## WHAT THIS TASK INVOLVES
Exactly reproduce all the records, keeping pictures out of the copy.
^^^^^^^^
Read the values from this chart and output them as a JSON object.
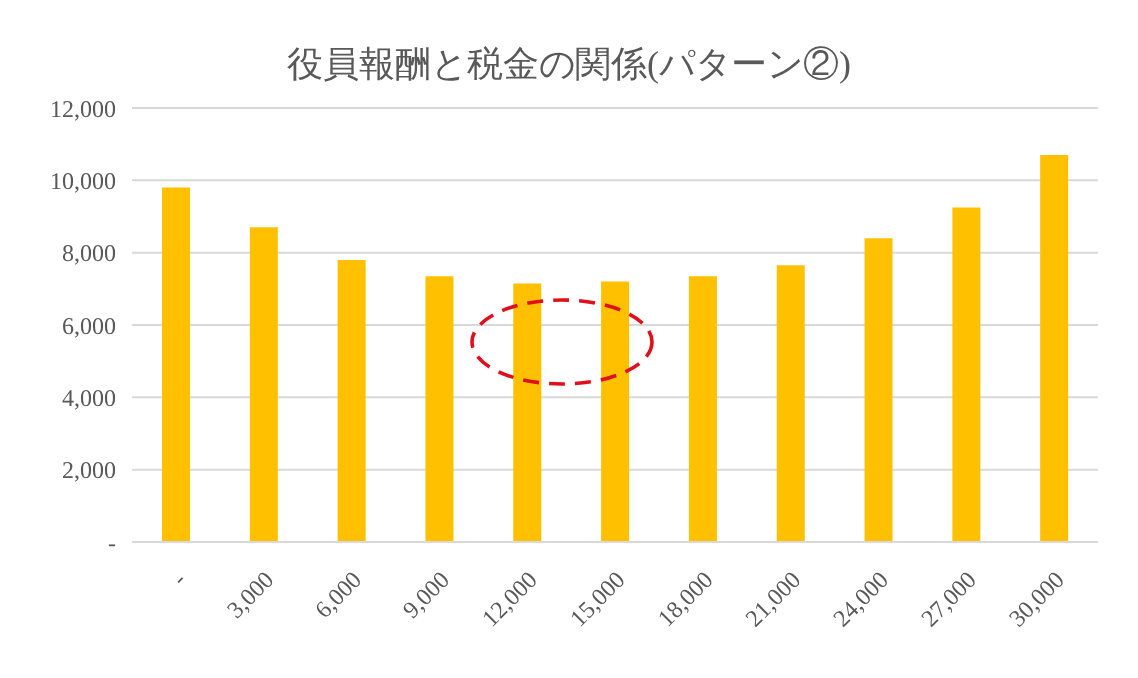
{
  "chart_data": {
    "type": "bar",
    "title": "役員報酬と税金の関係(パターン②)",
    "categories": [
      "-",
      "3,000",
      "6,000",
      "9,000",
      "12,000",
      "15,000",
      "18,000",
      "21,000",
      "24,000",
      "27,000",
      "30,000"
    ],
    "values": [
      9800,
      8700,
      7800,
      7350,
      7150,
      7200,
      7350,
      7650,
      8400,
      9250,
      10700
    ],
    "color": "#ffc000",
    "ylim": [
      0,
      12000
    ],
    "yticks": [
      {
        "value": 0,
        "label": "-"
      },
      {
        "value": 2000,
        "label": "2,000"
      },
      {
        "value": 4000,
        "label": "4,000"
      },
      {
        "value": 6000,
        "label": "6,000"
      },
      {
        "value": 8000,
        "label": "8,000"
      },
      {
        "value": 10000,
        "label": "10,000"
      },
      {
        "value": 12000,
        "label": "12,000"
      }
    ],
    "grid": "y"
  }
}
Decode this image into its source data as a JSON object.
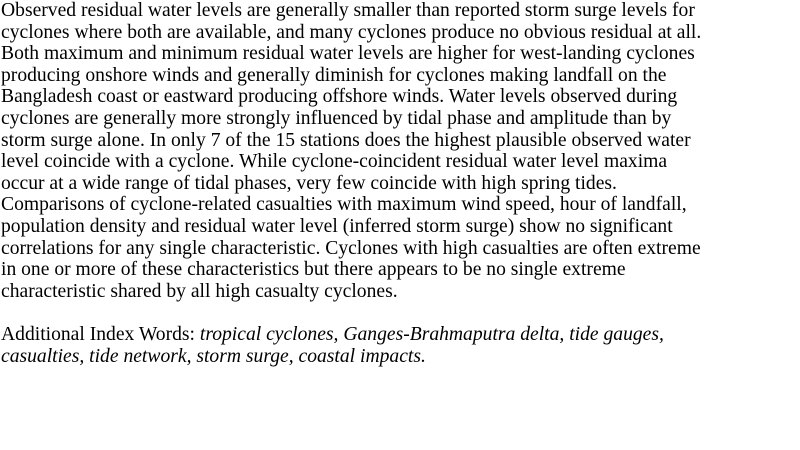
{
  "abstract": {
    "lines": [
      "Observed residual water levels are generally smaller than reported storm surge levels for",
      "cyclones where both are available, and many cyclones produce no obvious residual at all.",
      "Both maximum and minimum residual water levels are higher for west-landing cyclones",
      "producing onshore winds and generally diminish for cyclones making landfall on the",
      "Bangladesh coast or eastward producing offshore winds.  Water levels observed during",
      "cyclones are generally more strongly influenced by tidal phase and amplitude than by",
      "storm surge alone.  In only 7 of the 15 stations does the highest plausible observed water",
      "level coincide with a cyclone.  While cyclone-coincident residual water level maxima",
      "occur at a wide range of tidal phases, very few coincide with high spring tides.",
      "Comparisons of cyclone-related casualties with maximum wind speed, hour of landfall,",
      "population density and residual water level (inferred storm surge) show no significant",
      "correlations for any single characteristic.  Cyclones with high casualties are often extreme",
      "in one or more of these characteristics but there appears to be no single extreme",
      "characteristic shared by all high casualty cyclones."
    ]
  },
  "index_words": {
    "label": "Additional Index Words: ",
    "line1": "tropical cyclones, Ganges-Brahmaputra delta, tide gauges,",
    "line2": "casualties, tide network, storm surge, coastal impacts."
  }
}
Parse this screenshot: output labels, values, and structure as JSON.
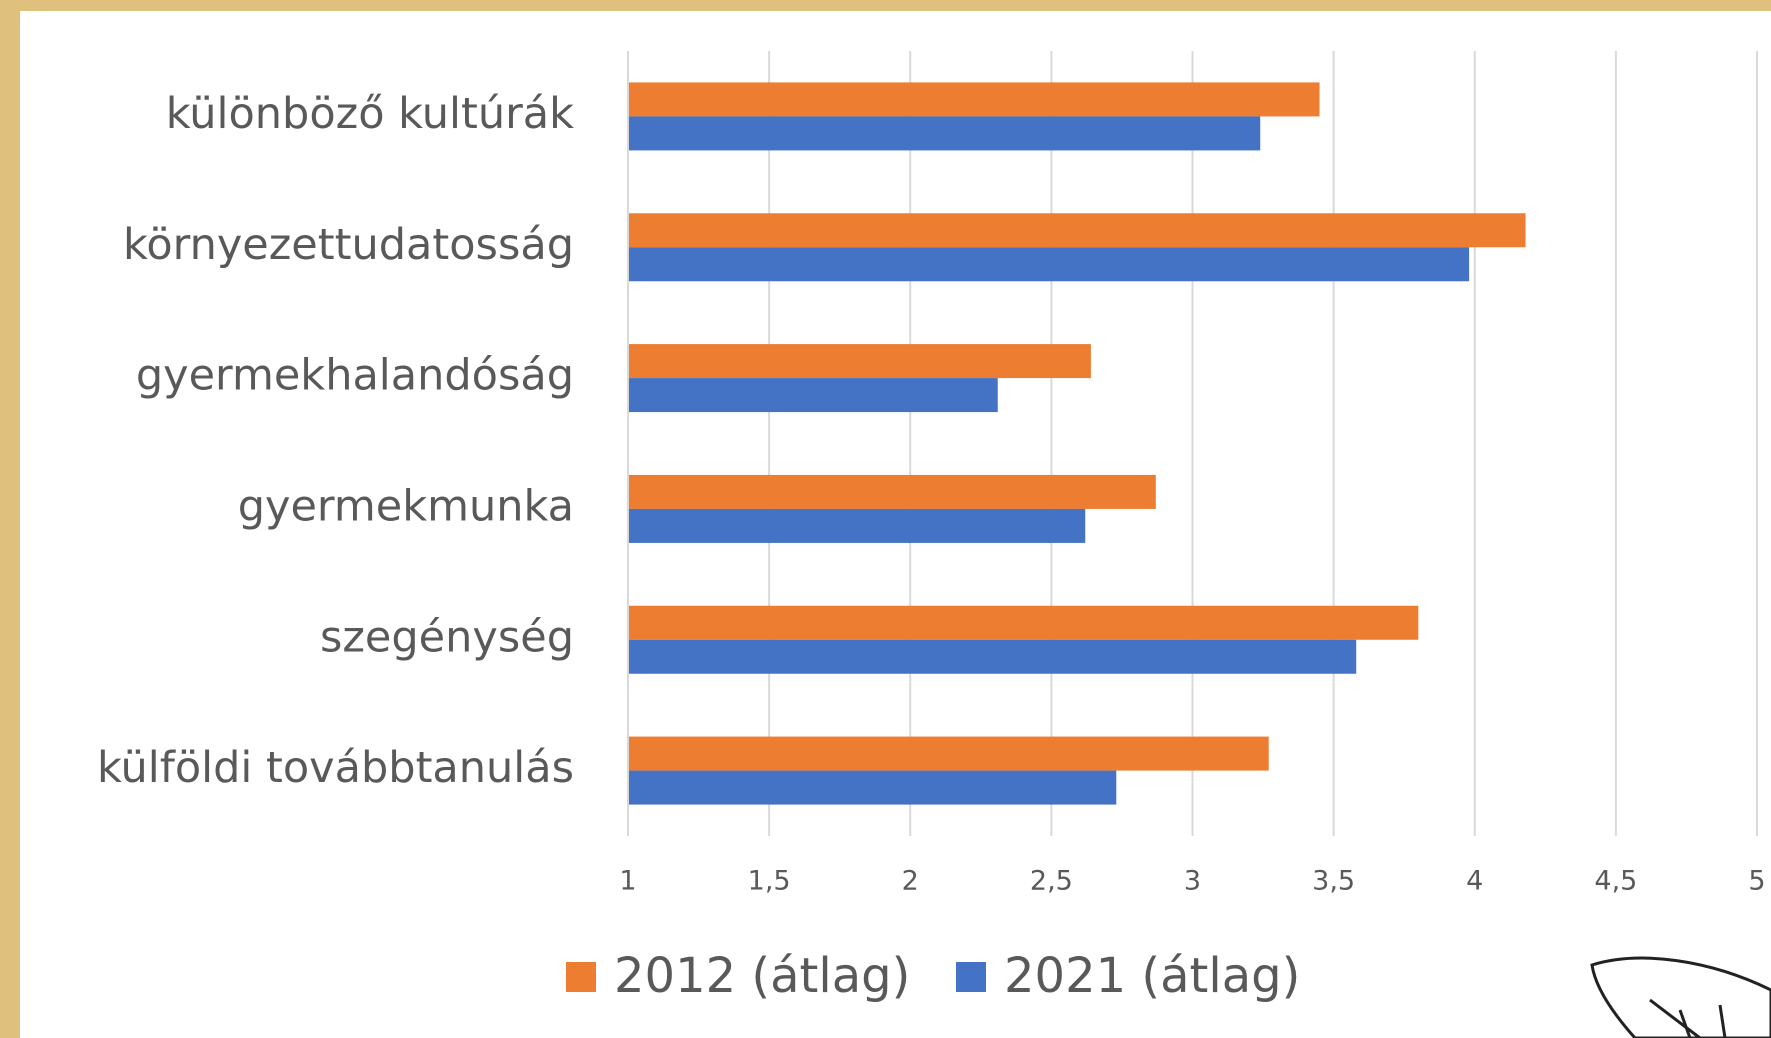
{
  "chart_data": {
    "type": "bar",
    "orientation": "horizontal",
    "categories": [
      "különböző kultúrák",
      "környezettudatosság",
      "gyermekhalandóság",
      "gyermekmunka",
      "szegénység",
      "külföldi továbbtanulás"
    ],
    "series": [
      {
        "name": "2012 (átlag)",
        "color": "#ed7d31",
        "values": [
          3.45,
          4.18,
          2.64,
          2.87,
          3.8,
          3.27
        ]
      },
      {
        "name": "2021 (átlag)",
        "color": "#4472c4",
        "values": [
          3.24,
          3.98,
          2.31,
          2.62,
          3.58,
          2.73
        ]
      }
    ],
    "xlim": [
      1,
      5
    ],
    "xticks": [
      1,
      {
        "value": 1.5,
        "label": "1,5"
      },
      2,
      {
        "value": 2.5,
        "label": "2,5"
      },
      3,
      {
        "value": 3.5,
        "label": "3,5"
      },
      4,
      {
        "value": 4.5,
        "label": "4,5"
      },
      5
    ],
    "grid": true,
    "legend": "bottom"
  }
}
^^^^^^^^
## RESPONSE TO THIS EXERCISE
Read the values from this chart and output them as a JSON object.
{
  "chart_data": {
    "type": "bar",
    "title": "役員報酬と税金の関係(パターン②)",
    "categories": [
      "-",
      "3,000",
      "6,000",
      "9,000",
      "12,000",
      "15,000",
      "18,000",
      "21,000",
      "24,000",
      "27,000",
      "30,000"
    ],
    "values": [
      9800,
      8700,
      7800,
      7350,
      7150,
      7200,
      7350,
      7650,
      8400,
      9250,
      10700
    ],
    "color": "#ffc000",
    "ylim": [
      0,
      12000
    ],
    "yticks": [
      {
        "value": 0,
        "label": "-"
      },
      {
        "value": 2000,
        "label": "2,000"
      },
      {
        "value": 4000,
        "label": "4,000"
      },
      {
        "value": 6000,
        "label": "6,000"
      },
      {
        "value": 8000,
        "label": "8,000"
      },
      {
        "value": 10000,
        "label": "10,000"
      },
      {
        "value": 12000,
        "label": "12,000"
      }
    ],
    "grid": "y"
  }
}
Decode this image into its source data as a JSON object.
{
  "abstract": {
    "lines": [
      "Observed residual water levels are generally smaller than reported storm surge levels for",
      "cyclones where both are available, and many cyclones produce no obvious residual at all.",
      "Both maximum and minimum residual water levels are higher for west-landing cyclones",
      "producing onshore winds and generally diminish for cyclones making landfall on the",
      "Bangladesh coast or eastward producing offshore winds.  Water levels observed during",
      "cyclones are generally more strongly influenced by tidal phase and amplitude than by",
      "storm surge alone.  In only 7 of the 15 stations does the highest plausible observed water",
      "level coincide with a cyclone.  While cyclone-coincident residual water level maxima",
      "occur at a wide range of tidal phases, very few coincide with high spring tides.",
      "Comparisons of cyclone-related casualties with maximum wind speed, hour of landfall,",
      "population density and residual water level (inferred storm surge) show no significant",
      "correlations for any single characteristic.  Cyclones with high casualties are often extreme",
      "in one or more of these characteristics but there appears to be no single extreme",
      "characteristic shared by all high casualty cyclones."
    ]
  },
  "index_words": {
    "label": "Additional Index Words: ",
    "line1": "tropical cyclones, Ganges-Brahmaputra delta, tide gauges,",
    "line2": "casualties, tide network, storm surge, coastal impacts."
  }
}
Parse this screenshot: output labels, values, and structure as JSON.
{
  "chart_data": {
    "type": "bar",
    "orientation": "horizontal",
    "categories": [
      "különböző kultúrák",
      "környezettudatosság",
      "gyermekhalandóság",
      "gyermekmunka",
      "szegénység",
      "külföldi továbbtanulás"
    ],
    "series": [
      {
        "name": "2012 (átlag)",
        "color": "#ed7d31",
        "values": [
          3.45,
          4.18,
          2.64,
          2.87,
          3.8,
          3.27
        ]
      },
      {
        "name": "2021 (átlag)",
        "color": "#4472c4",
        "values": [
          3.24,
          3.98,
          2.31,
          2.62,
          3.58,
          2.73
        ]
      }
    ],
    "xlim": [
      1,
      5
    ],
    "xticks": [
      1,
      {
        "value": 1.5,
        "label": "1,5"
      },
      2,
      {
        "value": 2.5,
        "label": "2,5"
      },
      3,
      {
        "value": 3.5,
        "label": "3,5"
      },
      4,
      {
        "value": 4.5,
        "label": "4,5"
      },
      5
    ],
    "grid": true,
    "legend": "bottom"
  }
}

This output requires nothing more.